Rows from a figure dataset
********

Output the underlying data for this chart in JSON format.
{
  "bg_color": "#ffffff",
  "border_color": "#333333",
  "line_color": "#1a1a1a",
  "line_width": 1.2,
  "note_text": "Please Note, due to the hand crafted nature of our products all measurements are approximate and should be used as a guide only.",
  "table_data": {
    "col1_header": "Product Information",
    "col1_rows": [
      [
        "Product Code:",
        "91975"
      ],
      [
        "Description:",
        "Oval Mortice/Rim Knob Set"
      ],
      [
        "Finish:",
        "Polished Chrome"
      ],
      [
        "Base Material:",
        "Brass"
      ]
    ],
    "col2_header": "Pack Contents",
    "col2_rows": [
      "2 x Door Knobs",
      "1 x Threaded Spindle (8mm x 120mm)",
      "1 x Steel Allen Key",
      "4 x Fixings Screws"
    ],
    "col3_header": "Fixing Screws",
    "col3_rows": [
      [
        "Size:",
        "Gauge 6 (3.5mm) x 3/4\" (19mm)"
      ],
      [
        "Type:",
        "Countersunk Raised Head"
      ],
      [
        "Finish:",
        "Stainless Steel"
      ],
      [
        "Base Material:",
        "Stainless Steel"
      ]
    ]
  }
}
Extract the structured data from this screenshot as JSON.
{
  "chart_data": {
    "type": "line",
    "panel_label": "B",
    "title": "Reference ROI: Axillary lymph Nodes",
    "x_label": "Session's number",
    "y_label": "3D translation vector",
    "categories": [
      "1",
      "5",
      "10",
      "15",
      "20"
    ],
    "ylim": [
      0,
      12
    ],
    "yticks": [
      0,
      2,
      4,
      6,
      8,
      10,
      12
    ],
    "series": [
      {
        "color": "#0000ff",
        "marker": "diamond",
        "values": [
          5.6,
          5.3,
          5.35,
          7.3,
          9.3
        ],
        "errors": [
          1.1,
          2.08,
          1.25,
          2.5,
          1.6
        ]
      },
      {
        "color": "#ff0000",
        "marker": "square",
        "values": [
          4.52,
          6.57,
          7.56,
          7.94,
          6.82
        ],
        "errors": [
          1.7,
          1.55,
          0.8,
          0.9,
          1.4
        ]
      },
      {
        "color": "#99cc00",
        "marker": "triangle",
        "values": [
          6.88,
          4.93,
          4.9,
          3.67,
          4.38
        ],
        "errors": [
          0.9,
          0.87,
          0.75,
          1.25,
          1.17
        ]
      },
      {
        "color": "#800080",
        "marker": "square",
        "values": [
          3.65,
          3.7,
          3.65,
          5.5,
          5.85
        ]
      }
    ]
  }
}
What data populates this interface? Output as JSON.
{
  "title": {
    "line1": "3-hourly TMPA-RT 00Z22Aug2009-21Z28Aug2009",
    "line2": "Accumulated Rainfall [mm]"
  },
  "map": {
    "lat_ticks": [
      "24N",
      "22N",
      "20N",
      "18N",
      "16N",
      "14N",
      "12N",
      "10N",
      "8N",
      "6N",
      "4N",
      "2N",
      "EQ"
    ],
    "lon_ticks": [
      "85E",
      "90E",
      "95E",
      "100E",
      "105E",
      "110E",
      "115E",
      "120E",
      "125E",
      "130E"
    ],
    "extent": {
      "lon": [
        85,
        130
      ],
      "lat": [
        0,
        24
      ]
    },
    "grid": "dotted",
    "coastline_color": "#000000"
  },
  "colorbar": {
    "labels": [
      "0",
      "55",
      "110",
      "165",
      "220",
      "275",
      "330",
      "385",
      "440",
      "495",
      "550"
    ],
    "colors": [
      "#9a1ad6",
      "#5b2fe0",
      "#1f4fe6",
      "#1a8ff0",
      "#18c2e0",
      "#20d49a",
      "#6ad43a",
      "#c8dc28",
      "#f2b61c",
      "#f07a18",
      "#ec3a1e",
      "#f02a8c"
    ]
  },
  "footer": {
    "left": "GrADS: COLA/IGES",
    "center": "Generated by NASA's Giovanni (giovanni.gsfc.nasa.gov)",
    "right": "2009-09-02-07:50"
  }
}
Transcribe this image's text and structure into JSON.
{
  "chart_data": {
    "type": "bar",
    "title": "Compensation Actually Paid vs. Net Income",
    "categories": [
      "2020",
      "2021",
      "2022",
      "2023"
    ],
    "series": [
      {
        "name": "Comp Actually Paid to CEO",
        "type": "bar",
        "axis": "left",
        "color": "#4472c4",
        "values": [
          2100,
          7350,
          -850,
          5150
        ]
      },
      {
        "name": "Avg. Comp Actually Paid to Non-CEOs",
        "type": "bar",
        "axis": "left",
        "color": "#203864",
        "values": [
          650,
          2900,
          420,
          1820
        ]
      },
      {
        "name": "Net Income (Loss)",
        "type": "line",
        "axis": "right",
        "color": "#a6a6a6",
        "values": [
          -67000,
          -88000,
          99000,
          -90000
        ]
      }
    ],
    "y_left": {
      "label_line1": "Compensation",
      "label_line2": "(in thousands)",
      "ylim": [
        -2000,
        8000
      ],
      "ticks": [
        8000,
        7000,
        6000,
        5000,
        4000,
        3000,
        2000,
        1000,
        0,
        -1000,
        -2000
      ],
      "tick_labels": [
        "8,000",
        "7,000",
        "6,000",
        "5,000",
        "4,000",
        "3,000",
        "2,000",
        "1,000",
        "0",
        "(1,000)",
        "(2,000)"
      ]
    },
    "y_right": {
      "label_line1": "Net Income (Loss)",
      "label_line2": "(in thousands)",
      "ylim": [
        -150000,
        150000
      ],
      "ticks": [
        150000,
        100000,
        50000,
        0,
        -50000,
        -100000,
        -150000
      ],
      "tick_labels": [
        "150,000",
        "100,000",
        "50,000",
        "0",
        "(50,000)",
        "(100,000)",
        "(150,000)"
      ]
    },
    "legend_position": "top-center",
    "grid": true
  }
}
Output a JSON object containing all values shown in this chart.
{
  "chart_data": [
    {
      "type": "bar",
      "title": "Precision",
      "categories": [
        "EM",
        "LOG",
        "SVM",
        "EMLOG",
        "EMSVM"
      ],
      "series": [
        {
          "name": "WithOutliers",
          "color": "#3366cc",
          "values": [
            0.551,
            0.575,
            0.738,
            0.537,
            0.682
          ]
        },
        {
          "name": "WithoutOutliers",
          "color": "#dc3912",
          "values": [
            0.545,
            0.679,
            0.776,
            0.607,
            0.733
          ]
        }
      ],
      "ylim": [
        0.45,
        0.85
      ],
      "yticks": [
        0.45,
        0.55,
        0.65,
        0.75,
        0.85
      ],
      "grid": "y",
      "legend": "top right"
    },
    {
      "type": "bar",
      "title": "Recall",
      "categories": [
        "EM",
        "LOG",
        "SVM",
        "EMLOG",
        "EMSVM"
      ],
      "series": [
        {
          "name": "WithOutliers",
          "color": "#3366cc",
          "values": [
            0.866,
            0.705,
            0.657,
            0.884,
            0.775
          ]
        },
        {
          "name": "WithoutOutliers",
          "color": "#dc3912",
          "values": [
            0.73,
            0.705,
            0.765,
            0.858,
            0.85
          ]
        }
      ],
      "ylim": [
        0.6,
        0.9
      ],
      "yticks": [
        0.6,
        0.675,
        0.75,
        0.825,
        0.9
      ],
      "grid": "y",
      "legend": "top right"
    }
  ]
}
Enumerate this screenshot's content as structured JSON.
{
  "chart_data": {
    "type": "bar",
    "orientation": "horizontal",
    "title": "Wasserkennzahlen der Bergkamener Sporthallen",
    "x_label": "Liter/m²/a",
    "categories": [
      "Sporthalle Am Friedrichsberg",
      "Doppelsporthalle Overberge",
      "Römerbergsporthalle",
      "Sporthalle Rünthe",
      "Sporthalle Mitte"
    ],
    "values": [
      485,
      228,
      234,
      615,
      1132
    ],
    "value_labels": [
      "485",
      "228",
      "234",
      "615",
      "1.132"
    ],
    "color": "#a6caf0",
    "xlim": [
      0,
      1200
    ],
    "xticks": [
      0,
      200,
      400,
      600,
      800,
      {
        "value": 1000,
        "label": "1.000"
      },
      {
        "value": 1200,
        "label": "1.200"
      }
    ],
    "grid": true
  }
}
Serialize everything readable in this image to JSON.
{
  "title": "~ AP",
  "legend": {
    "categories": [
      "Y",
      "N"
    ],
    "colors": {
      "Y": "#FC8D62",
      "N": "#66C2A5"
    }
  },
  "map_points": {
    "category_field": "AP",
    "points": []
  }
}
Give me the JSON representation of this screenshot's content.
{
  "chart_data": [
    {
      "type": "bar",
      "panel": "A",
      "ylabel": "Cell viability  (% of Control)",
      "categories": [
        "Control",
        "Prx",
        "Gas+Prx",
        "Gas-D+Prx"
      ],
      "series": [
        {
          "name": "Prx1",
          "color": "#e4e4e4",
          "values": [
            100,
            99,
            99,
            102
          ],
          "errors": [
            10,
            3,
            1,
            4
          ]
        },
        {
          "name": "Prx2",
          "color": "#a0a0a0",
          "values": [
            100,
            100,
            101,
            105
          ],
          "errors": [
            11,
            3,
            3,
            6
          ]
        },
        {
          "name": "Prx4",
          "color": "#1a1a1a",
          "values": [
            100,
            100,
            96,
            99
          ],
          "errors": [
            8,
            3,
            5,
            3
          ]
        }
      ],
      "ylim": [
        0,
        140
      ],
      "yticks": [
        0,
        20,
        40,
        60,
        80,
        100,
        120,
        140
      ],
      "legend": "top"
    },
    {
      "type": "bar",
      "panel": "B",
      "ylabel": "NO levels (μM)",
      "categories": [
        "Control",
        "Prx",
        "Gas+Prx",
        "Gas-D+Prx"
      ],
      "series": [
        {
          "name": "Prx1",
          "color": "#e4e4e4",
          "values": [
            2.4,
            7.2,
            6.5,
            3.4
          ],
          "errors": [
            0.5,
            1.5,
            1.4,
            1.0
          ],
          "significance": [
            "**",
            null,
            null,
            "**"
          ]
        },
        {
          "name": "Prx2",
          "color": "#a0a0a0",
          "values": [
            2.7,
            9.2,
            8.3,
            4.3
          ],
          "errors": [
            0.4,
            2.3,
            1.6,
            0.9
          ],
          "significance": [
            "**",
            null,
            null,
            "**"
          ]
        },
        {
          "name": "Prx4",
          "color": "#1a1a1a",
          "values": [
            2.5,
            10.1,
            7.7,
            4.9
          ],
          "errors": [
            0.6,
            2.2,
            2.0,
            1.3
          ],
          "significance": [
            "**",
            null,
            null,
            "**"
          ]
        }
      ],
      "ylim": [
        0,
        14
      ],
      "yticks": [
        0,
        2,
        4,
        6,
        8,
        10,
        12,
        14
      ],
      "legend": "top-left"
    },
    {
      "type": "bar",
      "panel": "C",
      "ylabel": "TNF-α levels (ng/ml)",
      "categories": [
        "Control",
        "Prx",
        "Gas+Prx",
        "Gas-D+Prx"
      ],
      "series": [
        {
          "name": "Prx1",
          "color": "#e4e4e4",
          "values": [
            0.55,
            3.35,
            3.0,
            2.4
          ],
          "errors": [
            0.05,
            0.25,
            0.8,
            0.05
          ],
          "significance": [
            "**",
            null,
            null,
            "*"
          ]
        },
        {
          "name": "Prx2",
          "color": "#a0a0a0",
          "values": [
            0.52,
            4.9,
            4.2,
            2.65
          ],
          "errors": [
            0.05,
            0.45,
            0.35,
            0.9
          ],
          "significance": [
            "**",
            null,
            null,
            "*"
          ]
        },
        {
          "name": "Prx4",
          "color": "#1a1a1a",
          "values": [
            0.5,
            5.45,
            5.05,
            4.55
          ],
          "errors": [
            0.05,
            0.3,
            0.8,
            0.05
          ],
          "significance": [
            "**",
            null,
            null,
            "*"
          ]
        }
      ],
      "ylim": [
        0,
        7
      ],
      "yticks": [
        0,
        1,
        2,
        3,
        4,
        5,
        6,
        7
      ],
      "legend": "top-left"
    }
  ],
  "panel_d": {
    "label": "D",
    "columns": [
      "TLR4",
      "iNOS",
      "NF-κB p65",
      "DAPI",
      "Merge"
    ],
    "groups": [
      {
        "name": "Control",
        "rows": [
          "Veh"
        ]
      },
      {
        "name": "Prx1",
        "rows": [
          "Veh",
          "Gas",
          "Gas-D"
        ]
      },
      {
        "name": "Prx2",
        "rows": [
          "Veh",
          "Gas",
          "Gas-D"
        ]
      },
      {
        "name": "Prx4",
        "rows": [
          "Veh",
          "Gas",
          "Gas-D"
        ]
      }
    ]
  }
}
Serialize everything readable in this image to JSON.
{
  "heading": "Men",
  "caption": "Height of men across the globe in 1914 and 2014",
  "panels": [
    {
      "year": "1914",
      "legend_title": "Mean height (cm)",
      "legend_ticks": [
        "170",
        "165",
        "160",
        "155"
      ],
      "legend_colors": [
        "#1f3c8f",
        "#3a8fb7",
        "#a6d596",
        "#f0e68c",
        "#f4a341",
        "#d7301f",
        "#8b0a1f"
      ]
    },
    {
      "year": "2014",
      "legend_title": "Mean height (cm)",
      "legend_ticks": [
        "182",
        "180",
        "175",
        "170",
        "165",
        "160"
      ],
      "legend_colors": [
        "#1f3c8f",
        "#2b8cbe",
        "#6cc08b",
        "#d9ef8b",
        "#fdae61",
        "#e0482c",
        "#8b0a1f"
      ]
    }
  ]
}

********

# [Problem to solve]
From the listing, copy each line containing the word "levels".

# [Task output]
      "ylabel": "NO levels (μM)",
      "ylabel": "TNF-α levels (ng/ml)",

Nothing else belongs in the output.